## TASKS AND EXERCISES
1) Can you collect every line of the listing that contains the string "Text"?
2) Can you keep the forum thread on Canidae's own plant going past its last post?

## PASSAGE TO READ
# Canidae and it's own plant



## InkedMarie (Sep 9, 2011)

I think I have the right forum; if not, this info may be helpful anyway. I think it was here where someone was talking about Canidae and their own plant. I read this on a forum today:


I called Canidae today to ask about the food and their own "Ethos" plant. In a nutshell, I was told Ethos is a small plant, making currently the cat food and some of the ALS products-they still work with co packers Diamond and American Pet Nutrition(may be others, it was very difficult to get information) and have no immediate plans to stop and make all their own food. The food made by Ehtos will be distributed in the Midwest-I attempted several times to find out how the consumer could tell where it was made and she was very unhelpful, stating "there is no way" and then correcting herself to say "there was a way" but its difficult to say who provides what food to what areas?!?! Apparently, SOME of the ALS for NY might come from APN in Pa, but DIAMOND MAKES ALL THE GRAINFREE AND CONTINUES TO DO SO


It doesn't sound like Canidae has their act together, at least yet.


----------



## GoingPostal (Sep 5, 2011)

Interesting, good info I guess but does making it in their own plant really guarantee it will be any better or free from issues? I'm reading Pet Food Politics right now and didn't really think about where companies source ingredients from before.

## Element and region listing
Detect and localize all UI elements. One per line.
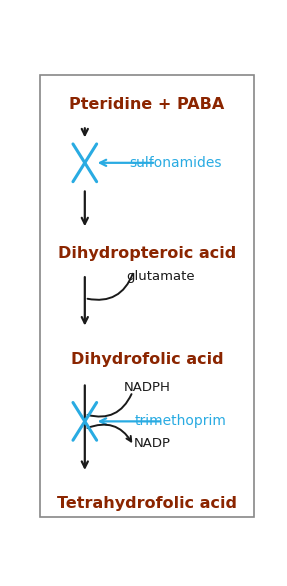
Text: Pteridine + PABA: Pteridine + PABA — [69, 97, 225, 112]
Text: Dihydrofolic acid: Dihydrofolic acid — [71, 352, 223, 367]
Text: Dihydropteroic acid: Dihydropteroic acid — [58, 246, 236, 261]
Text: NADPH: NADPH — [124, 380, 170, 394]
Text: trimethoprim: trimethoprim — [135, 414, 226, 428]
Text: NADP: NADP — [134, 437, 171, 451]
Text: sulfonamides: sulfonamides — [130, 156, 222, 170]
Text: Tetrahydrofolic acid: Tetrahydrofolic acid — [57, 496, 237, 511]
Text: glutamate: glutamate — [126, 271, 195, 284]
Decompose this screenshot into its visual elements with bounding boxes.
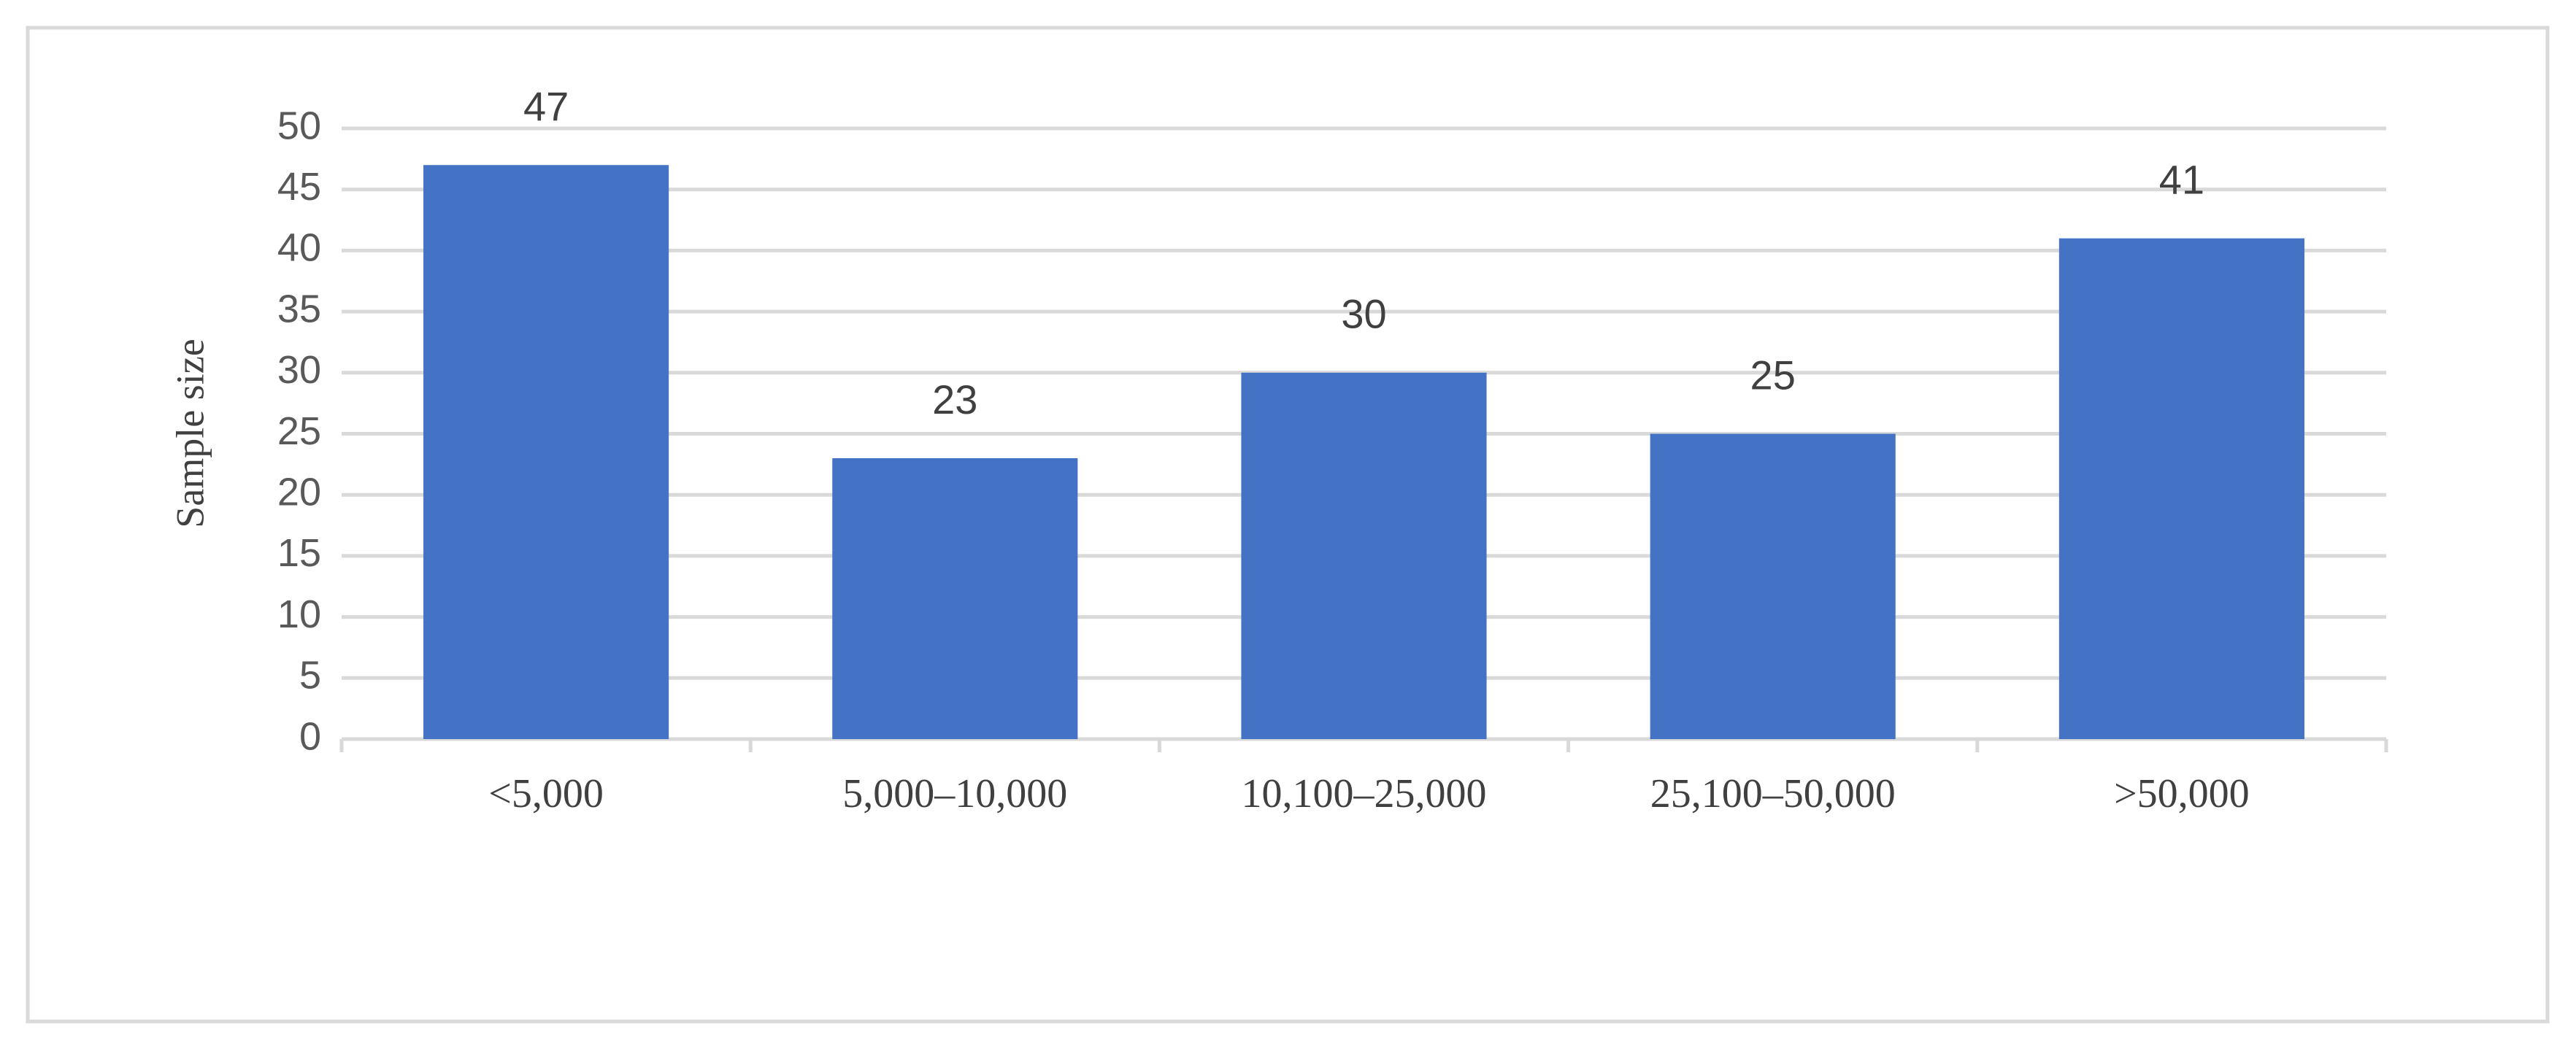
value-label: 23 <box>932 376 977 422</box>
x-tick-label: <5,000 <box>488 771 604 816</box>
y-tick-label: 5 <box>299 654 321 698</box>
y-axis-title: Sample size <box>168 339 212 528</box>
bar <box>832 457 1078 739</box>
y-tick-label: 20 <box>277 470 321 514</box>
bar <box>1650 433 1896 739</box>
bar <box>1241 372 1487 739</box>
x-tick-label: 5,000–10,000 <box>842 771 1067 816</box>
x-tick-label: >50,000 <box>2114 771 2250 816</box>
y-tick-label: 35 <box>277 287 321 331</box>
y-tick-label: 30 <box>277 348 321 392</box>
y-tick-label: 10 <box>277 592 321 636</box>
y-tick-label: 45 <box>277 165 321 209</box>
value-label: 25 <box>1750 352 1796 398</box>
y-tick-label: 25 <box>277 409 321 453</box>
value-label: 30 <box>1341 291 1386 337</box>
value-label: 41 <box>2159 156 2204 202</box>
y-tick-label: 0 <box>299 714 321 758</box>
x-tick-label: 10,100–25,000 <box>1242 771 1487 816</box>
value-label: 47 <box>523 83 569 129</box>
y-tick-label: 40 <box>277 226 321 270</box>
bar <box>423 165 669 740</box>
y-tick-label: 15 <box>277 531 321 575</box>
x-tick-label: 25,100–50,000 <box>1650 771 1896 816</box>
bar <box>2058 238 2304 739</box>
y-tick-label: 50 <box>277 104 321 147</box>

## ANSWERS TO THE TASKS
1)
Text: Pteridine + PABA: Pteridine + PABA — [69, 97, 225, 112]
Text: Dihydrofolic acid: Dihydrofolic acid — [71, 352, 223, 367]
Text: Dihydropteroic acid: Dihydropteroic acid — [58, 246, 236, 261]
Text: NADPH: NADPH — [124, 380, 170, 394]
Text: trimethoprim: trimethoprim — [135, 414, 226, 428]
Text: NADP: NADP — [134, 437, 171, 451]
Text: sulfonamides: sulfonamides — [130, 156, 222, 170]
Text: Tetrahydrofolic acid: Tetrahydrofolic acid — [57, 496, 237, 511]
Text: glutamate: glutamate — [126, 271, 195, 284]

2)
----------



## InkedMarie (Sep 9, 2011)

GoingPostal said:


> Interesting, good info I guess but does making it in their own plant really guarantee it will be any better or free from issues? I'm reading Pet Food Politics right now and didn't really think about where companies source ingredients from before.


No, it doesn't guarantee it at all. I know some people were excited about Canidae having their own plant....only reason to get excited is IF you can find out what versions of their food are made at what plant.


----------



## PDXdogmom (Jun 30, 2010)

That is a disappointing response from Canidae. I had really been hoping that they would start to manufacture their "Pure" line at their Ethos plant. So . . . not tempted to try them after all.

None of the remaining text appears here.